MATERIAL TO PROCESS:
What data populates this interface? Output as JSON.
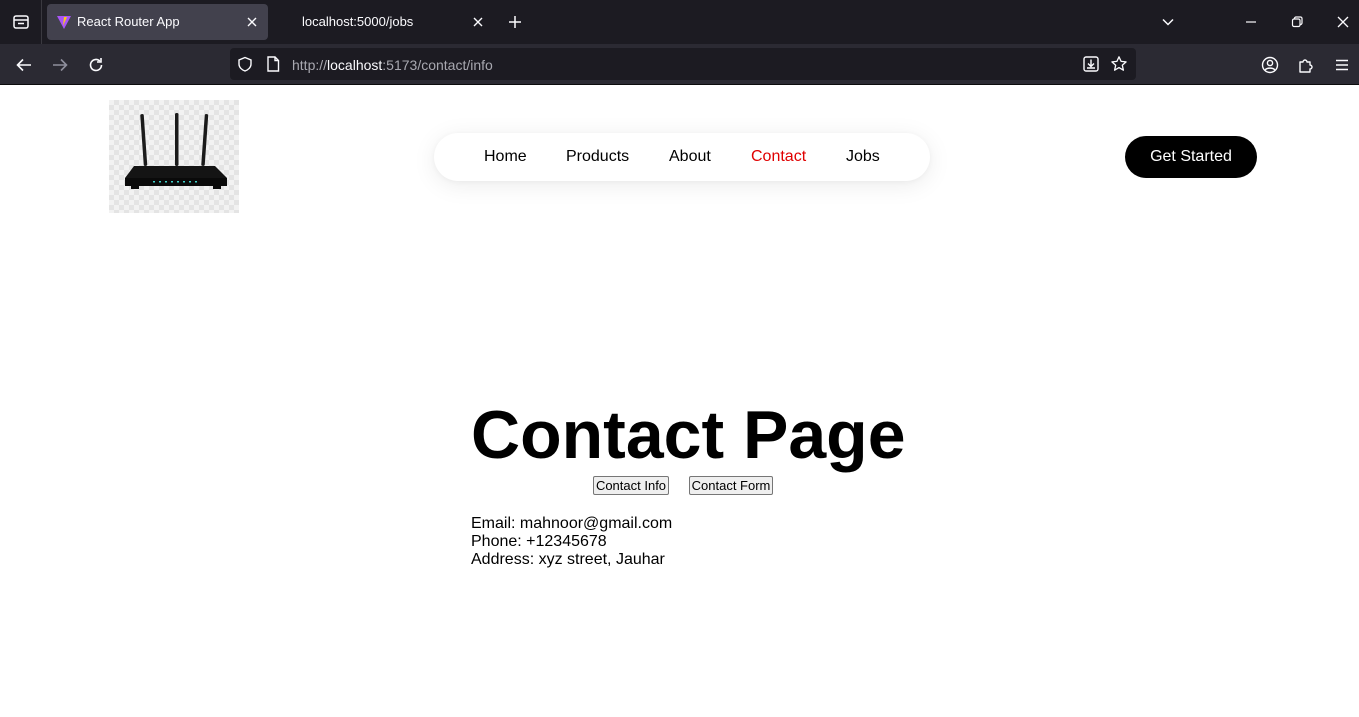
{
  "browser": {
    "tabs": [
      {
        "title": "React Router App",
        "active": true,
        "icon": "vite-icon"
      },
      {
        "title": "localhost:5000/jobs",
        "active": false
      }
    ],
    "url": {
      "scheme": "http://",
      "host": "localhost",
      "rest": ":5173/contact/info"
    }
  },
  "header": {
    "logo": "router-image",
    "nav": [
      {
        "label": "Home",
        "active": false
      },
      {
        "label": "Products",
        "active": false
      },
      {
        "label": "About",
        "active": false
      },
      {
        "label": "Contact",
        "active": true
      },
      {
        "label": "Jobs",
        "active": false
      }
    ],
    "cta_label": "Get Started"
  },
  "contact": {
    "title": "Contact Page",
    "buttons": [
      "Contact Info",
      "Contact Form"
    ],
    "info": {
      "email": "Email: mahnoor@gmail.com",
      "phone": "Phone: +12345678",
      "address": "Address: xyz street, Jauhar"
    }
  },
  "colors": {
    "active_link": "#e00000",
    "chrome_bg": "#1c1b22",
    "toolbar_bg": "#2b2a33",
    "cta_bg": "#000000"
  }
}
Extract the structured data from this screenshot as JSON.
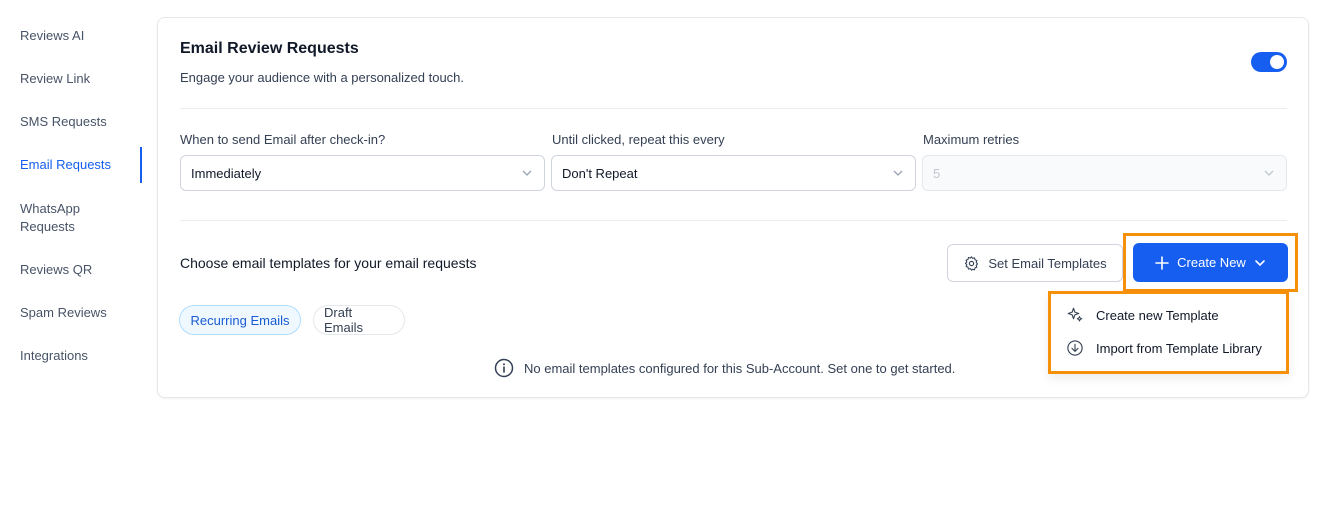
{
  "sidebar": {
    "items": [
      {
        "label": "Reviews AI"
      },
      {
        "label": "Review Link"
      },
      {
        "label": "SMS Requests"
      },
      {
        "label": "Email Requests",
        "active": true
      },
      {
        "label": "WhatsApp Requests"
      },
      {
        "label": "Reviews QR"
      },
      {
        "label": "Spam Reviews"
      },
      {
        "label": "Integrations"
      }
    ]
  },
  "card": {
    "title": "Email Review Requests",
    "subtitle": "Engage your audience with a personalized touch.",
    "toggle_on": true
  },
  "settings": {
    "send_after": {
      "label": "When to send Email after check-in?",
      "value": "Immediately"
    },
    "repeat": {
      "label": "Until clicked, repeat this every",
      "value": "Don't Repeat"
    },
    "max_retries": {
      "label": "Maximum retries",
      "value": "5",
      "disabled": true
    }
  },
  "templates": {
    "title": "Choose email templates for your email requests",
    "set_button": "Set Email Templates",
    "create_button": "Create New",
    "tabs": [
      {
        "label": "Recurring Emails",
        "active": true
      },
      {
        "label": "Draft Emails",
        "active": false
      }
    ],
    "empty_message": "No email templates configured for this Sub-Account. Set one to get started."
  },
  "create_menu": {
    "items": [
      {
        "label": "Create new Template",
        "icon": "sparkle-icon"
      },
      {
        "label": "Import from Template Library",
        "icon": "download-circle-icon"
      }
    ]
  },
  "colors": {
    "accent": "#155eef",
    "highlight": "#f79009"
  }
}
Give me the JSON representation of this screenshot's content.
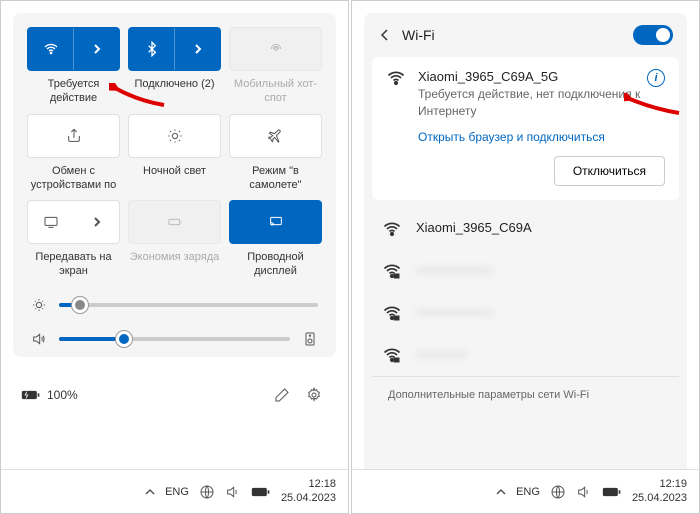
{
  "left": {
    "tiles": {
      "wifi_label": "Требуется действие",
      "bt_label": "Подключено (2)",
      "hotspot_label": "Мобильный хот-спот",
      "share_label": "Обмен с устройствами по",
      "nightlight_label": "Ночной свет",
      "airplane_label": "Режим \"в самолете\"",
      "cast_label": "Передавать на экран",
      "battery_saver_label": "Экономия заряда",
      "wired_label": "Проводной дисплей"
    },
    "brightness": 8,
    "volume": 28,
    "battery": "100%"
  },
  "right": {
    "title": "Wi-Fi",
    "network": {
      "name": "Xiaomi_3965_C69A_5G",
      "status": "Требуется действие, нет подключения к Интернету",
      "link": "Открыть браузер и подключиться",
      "disconnect": "Отключиться"
    },
    "others": [
      "Xiaomi_3965_C69A",
      "——————",
      "——————",
      "————"
    ],
    "footer": "Дополнительные параметры сети Wi-Fi"
  },
  "taskbar": {
    "lang": "ENG",
    "left": {
      "time": "12:18",
      "date": "25.04.2023"
    },
    "right": {
      "time": "12:19",
      "date": "25.04.2023"
    }
  }
}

DO THIS: Transcribe the full listing above exactly as it stands, minus the pictures.

ANSWER BELOW:
What data populates this interface? Output as JSON.
{
  "browser": {
    "tabs": [
      {
        "title": "React Router App",
        "active": true,
        "icon": "vite-icon"
      },
      {
        "title": "localhost:5000/jobs",
        "active": false
      }
    ],
    "url": {
      "scheme": "http://",
      "host": "localhost",
      "rest": ":5173/contact/info"
    }
  },
  "header": {
    "logo": "router-image",
    "nav": [
      {
        "label": "Home",
        "active": false
      },
      {
        "label": "Products",
        "active": false
      },
      {
        "label": "About",
        "active": false
      },
      {
        "label": "Contact",
        "active": true
      },
      {
        "label": "Jobs",
        "active": false
      }
    ],
    "cta_label": "Get Started"
  },
  "contact": {
    "title": "Contact Page",
    "buttons": [
      "Contact Info",
      "Contact Form"
    ],
    "info": {
      "email": "Email: mahnoor@gmail.com",
      "phone": "Phone: +12345678",
      "address": "Address: xyz street, Jauhar"
    }
  },
  "colors": {
    "active_link": "#e00000",
    "chrome_bg": "#1c1b22",
    "toolbar_bg": "#2b2a33",
    "cta_bg": "#000000"
  }
}
Extract the structured data from this screenshot as JSON.
{
  "sidebar": {
    "items": [
      {
        "label": "Reviews AI"
      },
      {
        "label": "Review Link"
      },
      {
        "label": "SMS Requests"
      },
      {
        "label": "Email Requests",
        "active": true
      },
      {
        "label": "WhatsApp Requests"
      },
      {
        "label": "Reviews QR"
      },
      {
        "label": "Spam Reviews"
      },
      {
        "label": "Integrations"
      }
    ]
  },
  "card": {
    "title": "Email Review Requests",
    "subtitle": "Engage your audience with a personalized touch.",
    "toggle_on": true
  },
  "settings": {
    "send_after": {
      "label": "When to send Email after check-in?",
      "value": "Immediately"
    },
    "repeat": {
      "label": "Until clicked, repeat this every",
      "value": "Don't Repeat"
    },
    "max_retries": {
      "label": "Maximum retries",
      "value": "5",
      "disabled": true
    }
  },
  "templates": {
    "title": "Choose email templates for your email requests",
    "set_button": "Set Email Templates",
    "create_button": "Create New",
    "tabs": [
      {
        "label": "Recurring Emails",
        "active": true
      },
      {
        "label": "Draft Emails",
        "active": false
      }
    ],
    "empty_message": "No email templates configured for this Sub-Account. Set one to get started."
  },
  "create_menu": {
    "items": [
      {
        "label": "Create new Template",
        "icon": "sparkle-icon"
      },
      {
        "label": "Import from Template Library",
        "icon": "download-circle-icon"
      }
    ]
  },
  "colors": {
    "accent": "#155eef",
    "highlight": "#f79009"
  }
}
Give me the JSON representation of this screenshot's content.
{
  "left": {
    "tiles": {
      "wifi_label": "Требуется действие",
      "bt_label": "Подключено (2)",
      "hotspot_label": "Мобильный хот-спот",
      "share_label": "Обмен с устройствами по",
      "nightlight_label": "Ночной свет",
      "airplane_label": "Режим \"в самолете\"",
      "cast_label": "Передавать на экран",
      "battery_saver_label": "Экономия заряда",
      "wired_label": "Проводной дисплей"
    },
    "brightness": 8,
    "volume": 28,
    "battery": "100%"
  },
  "right": {
    "title": "Wi-Fi",
    "network": {
      "name": "Xiaomi_3965_C69A_5G",
      "status": "Требуется действие, нет подключения к Интернету",
      "link": "Открыть браузер и подключиться",
      "disconnect": "Отключиться"
    },
    "others": [
      "Xiaomi_3965_C69A",
      "——————",
      "——————",
      "————"
    ],
    "footer": "Дополнительные параметры сети Wi-Fi"
  },
  "taskbar": {
    "lang": "ENG",
    "left": {
      "time": "12:18",
      "date": "25.04.2023"
    },
    "right": {
      "time": "12:19",
      "date": "25.04.2023"
    }
  }
}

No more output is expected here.